## PROBLEM A
In the passage about early spring, what temperature is it when the door is opened?

══ EXTRACT TO READ

I don’t have to look hard for the signs of a budding spring. I can already see them. The tiny appendages that will soon grow into leaves dot the end of each branch, and the cherry blossoms on our tiny trees have already bloomed. In places, they echo the snow that for some reason has left us alone this year. It is 7:30 and full daylight. The day looks inviting… until you open the door and say, “Sweet Jesus! It is only 30 degrees!” It’s enough to send me climbing back under the covers… but I don’t, because there is too much work to be done and too much to think about to waste time sleeping.

Friday alone blew my mind in terms of news. Expecting a phone call about my impending move to Japan, I answered my obscenely old cell at work only to hear a strange voice. “Amanda?”

“What?”

“Amanda?”

“…I’m sorry. Who is this?”

It turned out to be a friend of mine I haven’t heard from in two months.

“I’ve got some news for you.”

“Oh?”

“Yeah.” She paused. “Guess who’s going to be a Godmother?”

════
══ TASK INPUTS

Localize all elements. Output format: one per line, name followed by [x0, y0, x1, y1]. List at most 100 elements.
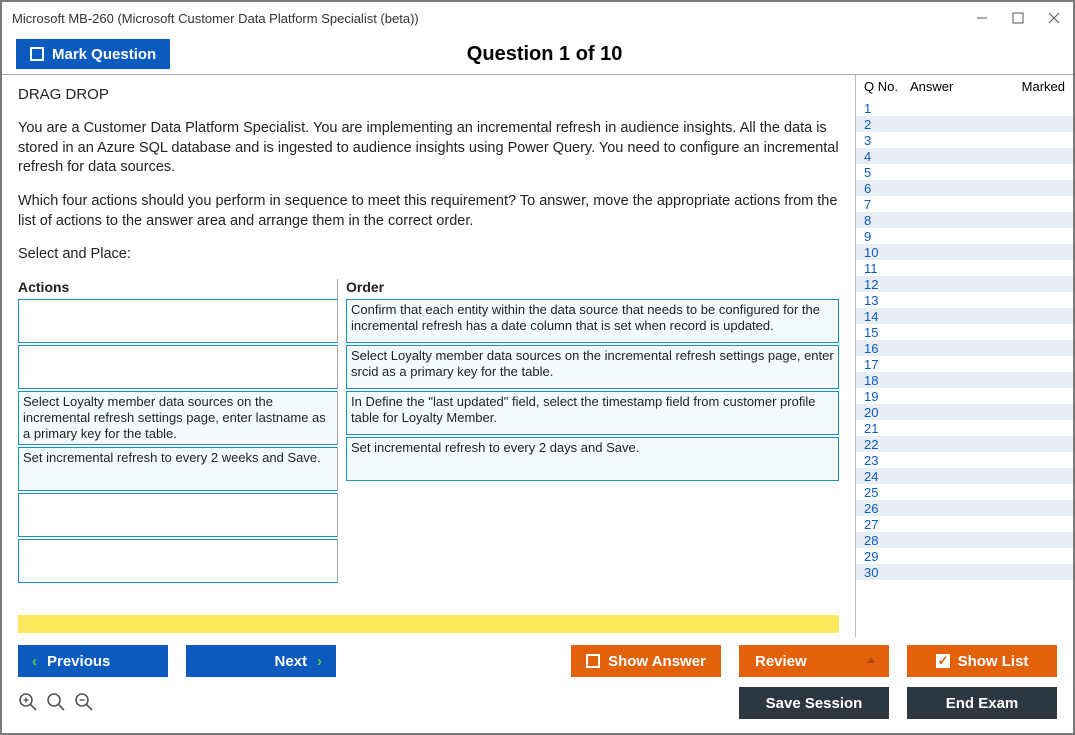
- next-button[interactable]: Next ›: [186, 645, 336, 677]
- question-number: 17: [864, 357, 910, 372]
- question-number: 18: [864, 373, 910, 388]
- question-panel: DRAG DROP You are a Customer Data Platfo…: [2, 75, 855, 637]
- question-list-row[interactable]: 13: [856, 292, 1073, 308]
- action-slot-6[interactable]: [18, 539, 338, 583]
- question-list-header: Q No. Answer Marked: [856, 75, 1073, 100]
- content-area: DRAG DROP You are a Customer Data Platfo…: [2, 74, 1073, 637]
- question-list-row[interactable]: 28: [856, 532, 1073, 548]
- show-answer-label: Show Answer: [608, 653, 706, 670]
- question-list-row[interactable]: 21: [856, 420, 1073, 436]
- order-slot-3[interactable]: In Define the "last updated" field, sele…: [346, 391, 839, 435]
- question-number: 16: [864, 341, 910, 356]
- question-number: 21: [864, 421, 910, 436]
- checkbox-checked-icon: [936, 654, 950, 668]
- question-number: 26: [864, 501, 910, 516]
- minimize-icon[interactable]: [973, 9, 991, 27]
- question-list-row[interactable]: 12: [856, 276, 1073, 292]
- question-list-row[interactable]: 16: [856, 340, 1073, 356]
- question-list-row[interactable]: 9: [856, 228, 1073, 244]
- mark-question-label: Mark Question: [52, 46, 156, 63]
- maximize-icon[interactable]: [1009, 9, 1027, 27]
- end-exam-button[interactable]: End Exam: [907, 687, 1057, 719]
- action-slot-1[interactable]: [18, 299, 338, 343]
- question-list-row[interactable]: 11: [856, 260, 1073, 276]
- question-number: 22: [864, 437, 910, 452]
- previous-button[interactable]: ‹ Previous: [18, 645, 168, 677]
- question-list-row[interactable]: 8: [856, 212, 1073, 228]
- question-paragraph-3: Select and Place:: [18, 245, 839, 265]
- question-number: 2: [864, 117, 910, 132]
- question-list-row[interactable]: 20: [856, 404, 1073, 420]
- question-list-row[interactable]: 3: [856, 132, 1073, 148]
- action-slot-4[interactable]: Set incremental refresh to every 2 weeks…: [18, 447, 338, 491]
- question-list-row[interactable]: 18: [856, 372, 1073, 388]
- question-number: 27: [864, 517, 910, 532]
- show-list-label: Show List: [958, 653, 1029, 670]
- chevron-right-icon: ›: [317, 653, 322, 670]
- question-list-row[interactable]: 24: [856, 468, 1073, 484]
- question-number: 7: [864, 197, 910, 212]
- actions-header: Actions: [18, 279, 338, 299]
- question-list-row[interactable]: 23: [856, 452, 1073, 468]
- question-number: 23: [864, 453, 910, 468]
- review-label: Review: [755, 653, 807, 670]
- question-number: 28: [864, 533, 910, 548]
- question-list-row[interactable]: 10: [856, 244, 1073, 260]
- checkbox-icon: [586, 654, 600, 668]
- question-list-row[interactable]: 4: [856, 148, 1073, 164]
- action-slot-3[interactable]: Select Loyalty member data sources on th…: [18, 391, 338, 446]
- question-paragraph-2: Which four actions should you perform in…: [18, 192, 839, 231]
- question-list-row[interactable]: 22: [856, 436, 1073, 452]
- action-slot-5[interactable]: [18, 493, 338, 537]
- next-label: Next: [274, 653, 307, 670]
- question-list-row[interactable]: 17: [856, 356, 1073, 372]
- show-answer-button[interactable]: Show Answer: [571, 645, 721, 677]
- save-session-button[interactable]: Save Session: [739, 687, 889, 719]
- question-paragraph-1: You are a Customer Data Platform Special…: [18, 119, 839, 178]
- question-list-row[interactable]: 14: [856, 308, 1073, 324]
- close-icon[interactable]: [1045, 9, 1063, 27]
- question-number: 9: [864, 229, 910, 244]
- chevron-left-icon: ‹: [32, 653, 37, 670]
- question-list-row[interactable]: 26: [856, 500, 1073, 516]
- order-slot-2[interactable]: Select Loyalty member data sources on th…: [346, 345, 839, 389]
- question-number: 29: [864, 549, 910, 564]
- mark-question-button[interactable]: Mark Question: [16, 39, 170, 69]
- zoom-out-icon[interactable]: [74, 692, 96, 714]
- show-list-button[interactable]: Show List: [907, 645, 1057, 677]
- header-qno: Q No.: [864, 79, 910, 94]
- zoom-icon[interactable]: [46, 692, 68, 714]
- review-button[interactable]: Review: [739, 645, 889, 677]
- question-number: 10: [864, 245, 910, 260]
- question-list-row[interactable]: 25: [856, 484, 1073, 500]
- header-answer: Answer: [910, 79, 1009, 94]
- question-list-row[interactable]: 29: [856, 548, 1073, 564]
- order-slot-4[interactable]: Set incremental refresh to every 2 days …: [346, 437, 839, 481]
- question-number: 14: [864, 309, 910, 324]
- question-list-row[interactable]: 27: [856, 516, 1073, 532]
- question-number: 30: [864, 565, 910, 580]
- footer: ‹ Previous Next › Show Answer Review Sho…: [2, 637, 1073, 733]
- zoom-in-icon[interactable]: [18, 692, 40, 714]
- question-list-scroll[interactable]: 1234567891011121314151617181920212223242…: [856, 100, 1073, 637]
- end-exam-label: End Exam: [946, 695, 1019, 712]
- question-number: 24: [864, 469, 910, 484]
- question-list-panel: Q No. Answer Marked 12345678910111213141…: [855, 75, 1073, 637]
- order-column: Order Confirm that each entity within th…: [346, 279, 839, 586]
- question-number: 1: [864, 101, 910, 116]
- triangle-up-icon: [867, 657, 875, 663]
- question-list-row[interactable]: 1: [856, 100, 1073, 116]
- window-title: Microsoft MB-260 (Microsoft Customer Dat…: [12, 11, 419, 26]
- question-list-row[interactable]: 19: [856, 388, 1073, 404]
- question-list-row[interactable]: 5: [856, 164, 1073, 180]
- order-slot-1[interactable]: Confirm that each entity within the data…: [346, 299, 839, 343]
- question-number: 12: [864, 277, 910, 292]
- question-list-row[interactable]: 15: [856, 324, 1073, 340]
- action-slot-2[interactable]: [18, 345, 338, 389]
- question-list-row[interactable]: 30: [856, 564, 1073, 580]
- question-list-row[interactable]: 6: [856, 180, 1073, 196]
- question-list-row[interactable]: 2: [856, 116, 1073, 132]
- question-list-row[interactable]: 7: [856, 196, 1073, 212]
- question-scroll[interactable]: DRAG DROP You are a Customer Data Platfo…: [2, 75, 855, 637]
- question-number: 13: [864, 293, 910, 308]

════

## PROBLEM B
From the records, extract the lines from the line with "- next-button[interactable]: Next" up to and including the line with "- question-list-row[interactable]: 11: [856, 260, 1073, 276]", and reproduce them without any change.

## CORRECT RESULT A
It is only 30 degrees.

## CORRECT RESULT B
- next-button[interactable]: Next ›: [186, 645, 336, 677]
- question-number: 17: [864, 357, 910, 372]
- question-number: 18: [864, 373, 910, 388]
- question-panel: DRAG DROP You are a Customer Data Platfo…: [2, 75, 855, 637]
- question-list-row[interactable]: 13: [856, 292, 1073, 308]
- action-slot-6[interactable]: [18, 539, 338, 583]
- question-list-header: Q No. Answer Marked: [856, 75, 1073, 100]
- content-area: DRAG DROP You are a Customer Data Platfo…: [2, 74, 1073, 637]
- question-list-row[interactable]: 28: [856, 532, 1073, 548]
- show-answer-label: Show Answer: [608, 653, 706, 670]
- question-list-row[interactable]: 21: [856, 420, 1073, 436]
- order-slot-3[interactable]: In Define the "last updated" field, sele…: [346, 391, 839, 435]
- question-number: 16: [864, 341, 910, 356]
- question-number: 21: [864, 421, 910, 436]
- checkbox-checked-icon: [936, 654, 950, 668]
- question-number: 26: [864, 501, 910, 516]
- minimize-icon[interactable]: [973, 9, 991, 27]
- question-list-row[interactable]: 12: [856, 276, 1073, 292]
- question-list-row[interactable]: 16: [856, 340, 1073, 356]
- question-list-row[interactable]: 9: [856, 228, 1073, 244]
- mark-question-label: Mark Question: [52, 46, 156, 63]
- maximize-icon[interactable]: [1009, 9, 1027, 27]
- end-exam-button[interactable]: End Exam: [907, 687, 1057, 719]
- action-slot-1[interactable]: [18, 299, 338, 343]
- question-list-row[interactable]: 11: [856, 260, 1073, 276]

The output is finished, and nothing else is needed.